◆ **AIM OF THE EXERCISE**
Pick out every line of the entries below where "arrow" occurs, and copy those lines.

◆ **PROVIDED ENTRIES**

:::::

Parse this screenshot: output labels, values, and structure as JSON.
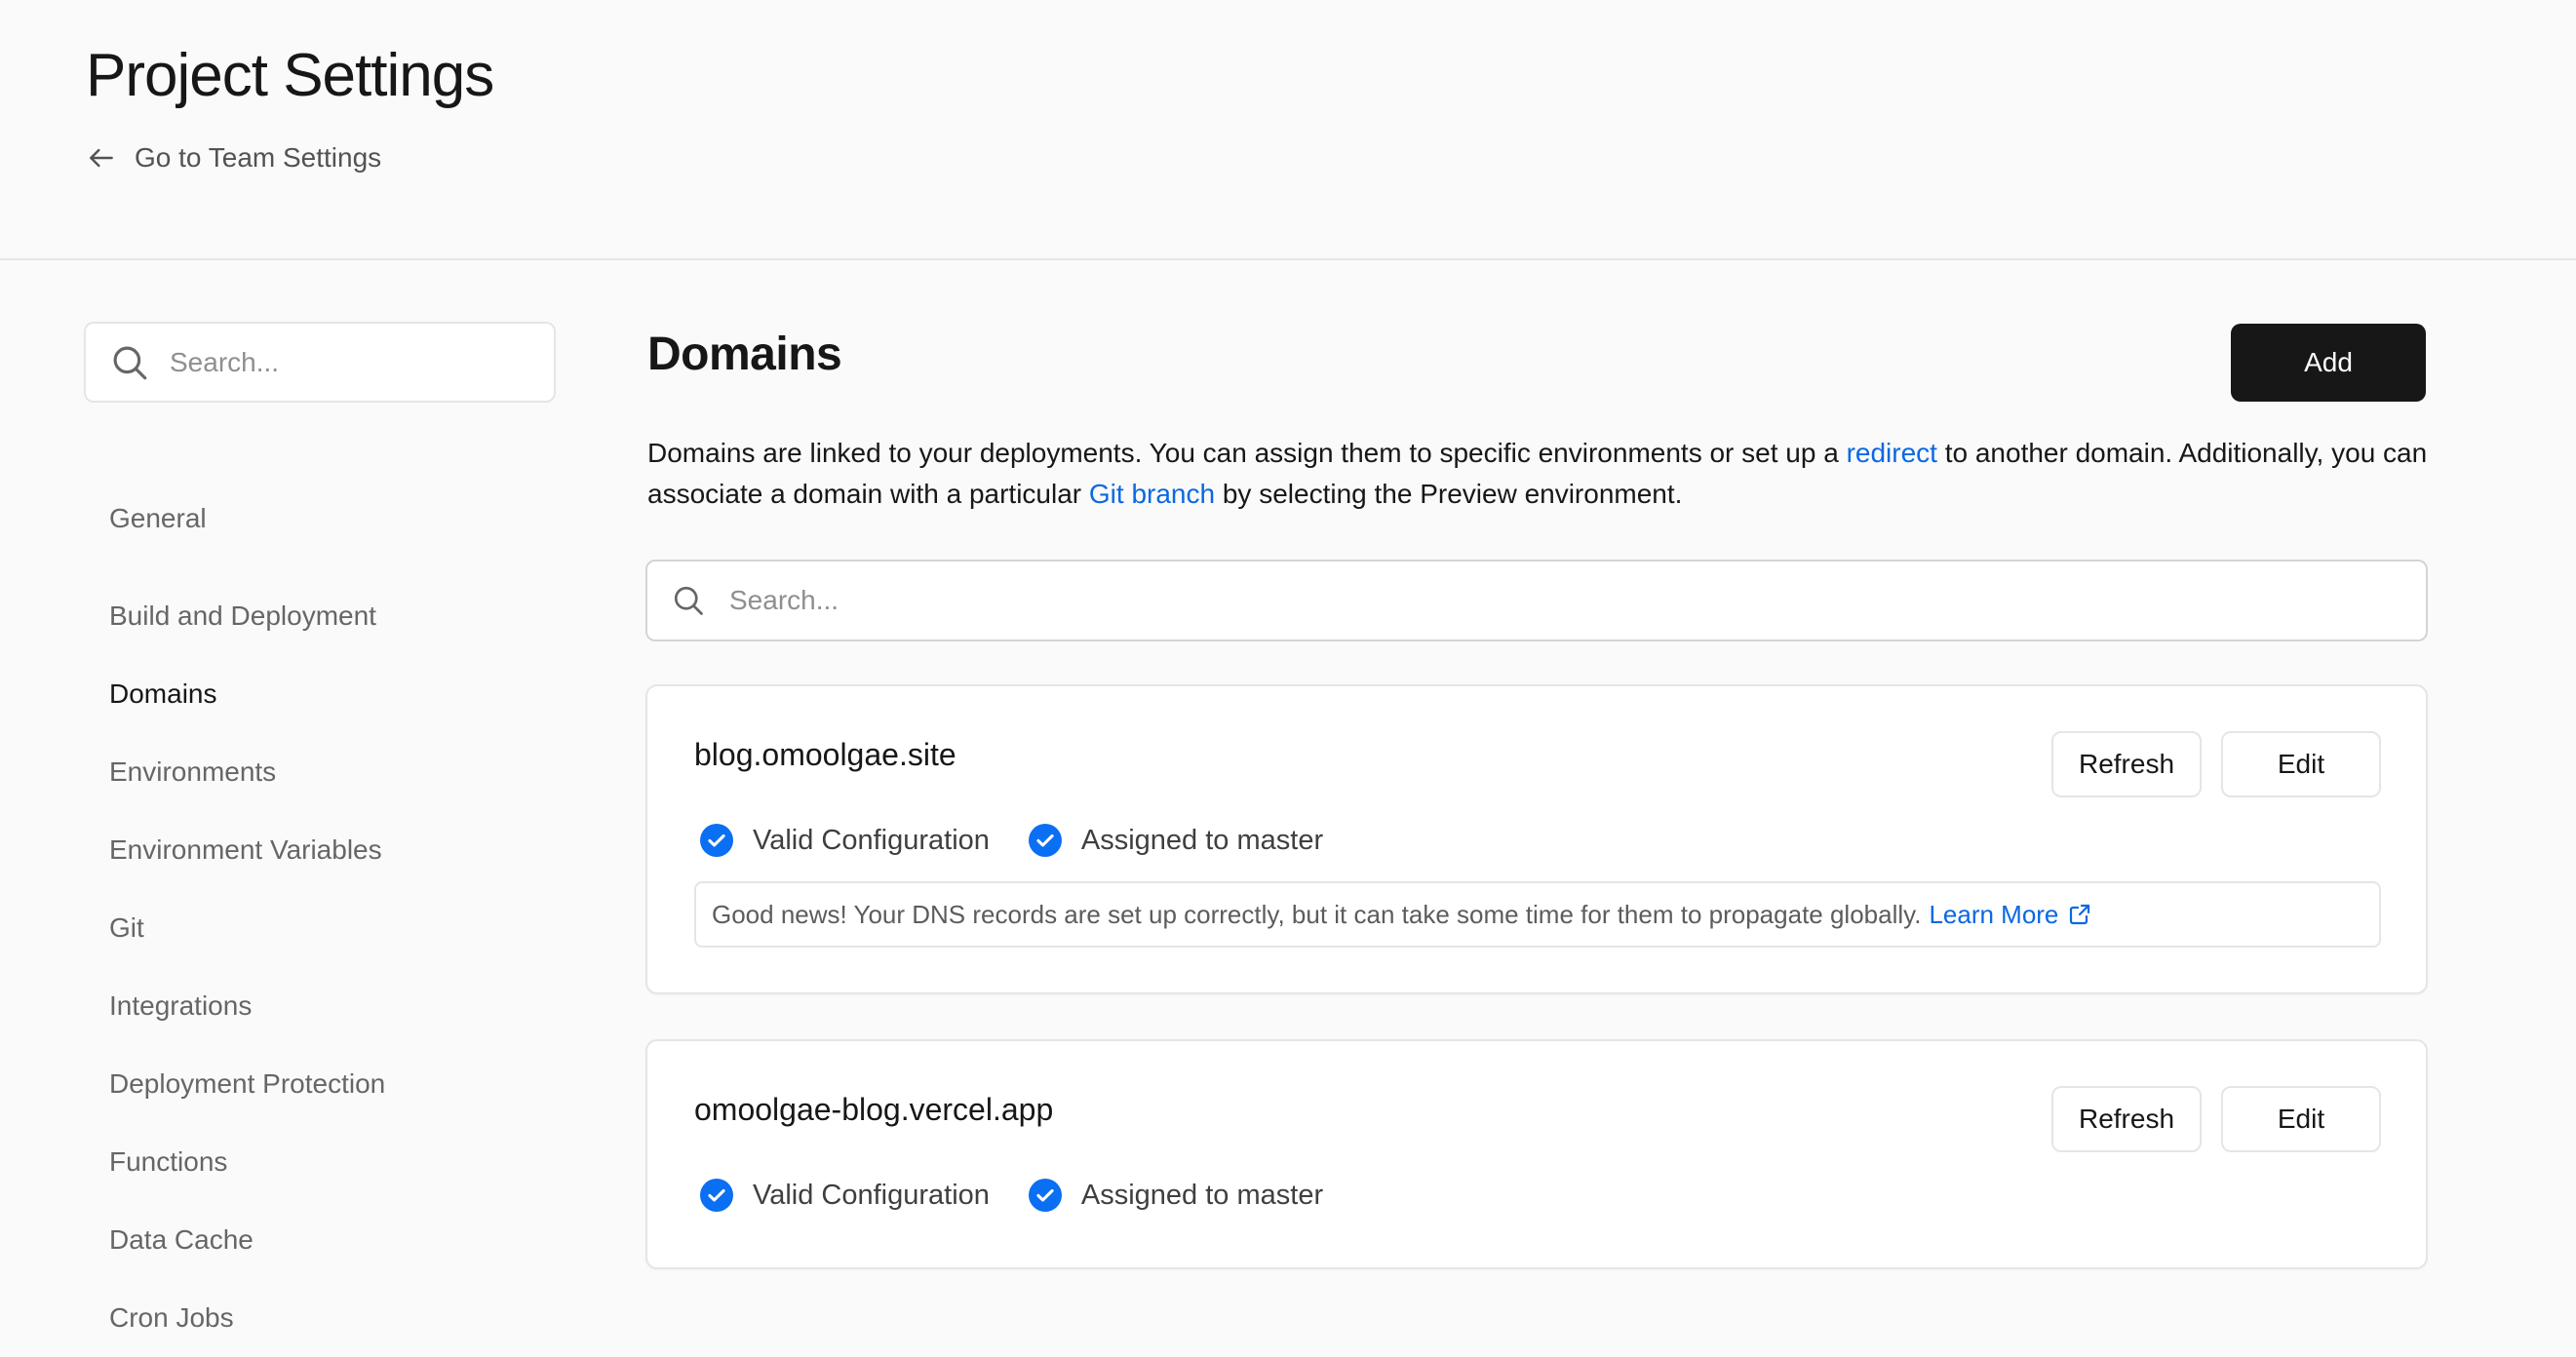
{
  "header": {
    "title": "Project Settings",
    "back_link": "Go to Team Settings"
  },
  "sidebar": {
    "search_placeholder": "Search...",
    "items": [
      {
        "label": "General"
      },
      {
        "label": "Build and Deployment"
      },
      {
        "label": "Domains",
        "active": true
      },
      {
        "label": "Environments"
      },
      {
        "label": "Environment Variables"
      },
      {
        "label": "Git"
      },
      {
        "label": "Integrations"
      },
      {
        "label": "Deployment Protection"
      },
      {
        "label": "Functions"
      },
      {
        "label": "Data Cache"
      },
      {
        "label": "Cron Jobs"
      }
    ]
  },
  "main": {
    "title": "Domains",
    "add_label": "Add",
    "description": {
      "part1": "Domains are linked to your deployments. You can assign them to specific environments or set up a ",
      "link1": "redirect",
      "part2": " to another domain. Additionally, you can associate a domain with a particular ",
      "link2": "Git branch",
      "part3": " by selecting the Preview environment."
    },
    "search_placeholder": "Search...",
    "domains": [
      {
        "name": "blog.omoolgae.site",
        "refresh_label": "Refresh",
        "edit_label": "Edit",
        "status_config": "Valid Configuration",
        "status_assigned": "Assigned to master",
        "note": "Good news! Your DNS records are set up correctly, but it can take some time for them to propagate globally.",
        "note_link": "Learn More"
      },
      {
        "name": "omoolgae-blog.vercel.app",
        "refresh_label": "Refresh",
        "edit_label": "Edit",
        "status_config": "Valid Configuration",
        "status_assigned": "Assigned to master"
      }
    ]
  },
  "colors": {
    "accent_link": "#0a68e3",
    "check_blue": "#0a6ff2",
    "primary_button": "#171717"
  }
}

:::::

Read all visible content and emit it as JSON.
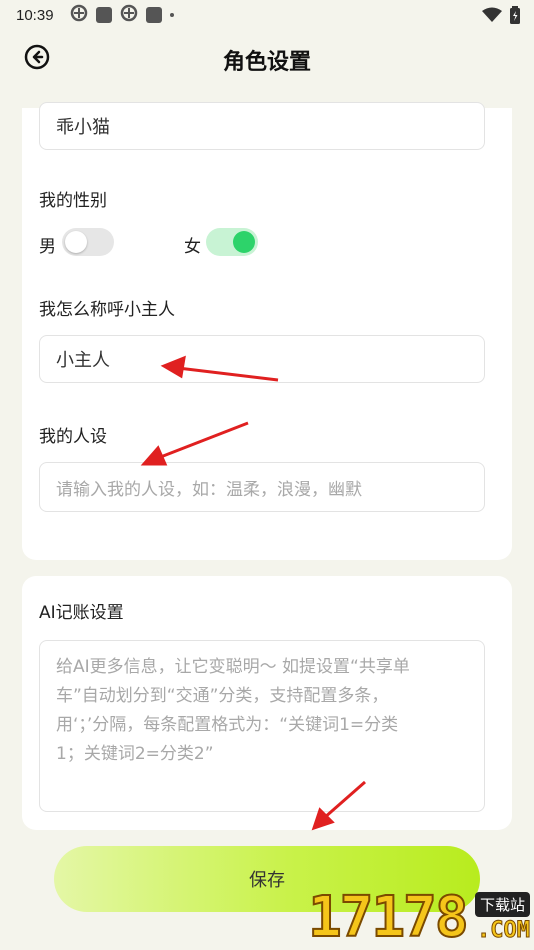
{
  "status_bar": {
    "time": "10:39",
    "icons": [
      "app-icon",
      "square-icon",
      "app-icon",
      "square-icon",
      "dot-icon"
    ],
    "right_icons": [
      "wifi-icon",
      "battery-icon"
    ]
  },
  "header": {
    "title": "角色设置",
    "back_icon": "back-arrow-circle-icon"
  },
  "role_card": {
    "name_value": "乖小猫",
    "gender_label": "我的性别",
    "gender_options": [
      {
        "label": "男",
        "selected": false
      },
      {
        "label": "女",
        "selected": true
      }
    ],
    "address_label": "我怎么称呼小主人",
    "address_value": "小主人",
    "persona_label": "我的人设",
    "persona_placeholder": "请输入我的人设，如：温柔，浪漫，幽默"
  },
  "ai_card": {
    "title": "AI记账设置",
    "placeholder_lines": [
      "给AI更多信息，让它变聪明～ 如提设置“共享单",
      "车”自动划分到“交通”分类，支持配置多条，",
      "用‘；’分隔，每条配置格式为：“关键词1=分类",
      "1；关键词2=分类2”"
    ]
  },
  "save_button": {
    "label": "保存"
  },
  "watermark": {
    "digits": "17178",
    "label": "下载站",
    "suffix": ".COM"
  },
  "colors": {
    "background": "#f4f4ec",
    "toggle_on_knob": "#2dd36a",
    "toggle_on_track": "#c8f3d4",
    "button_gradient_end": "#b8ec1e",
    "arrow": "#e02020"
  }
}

:::::

◆ **ANSWER BELOW**
    "back_icon": "back-arrow-circle-icon"
    "arrow": "#e02020"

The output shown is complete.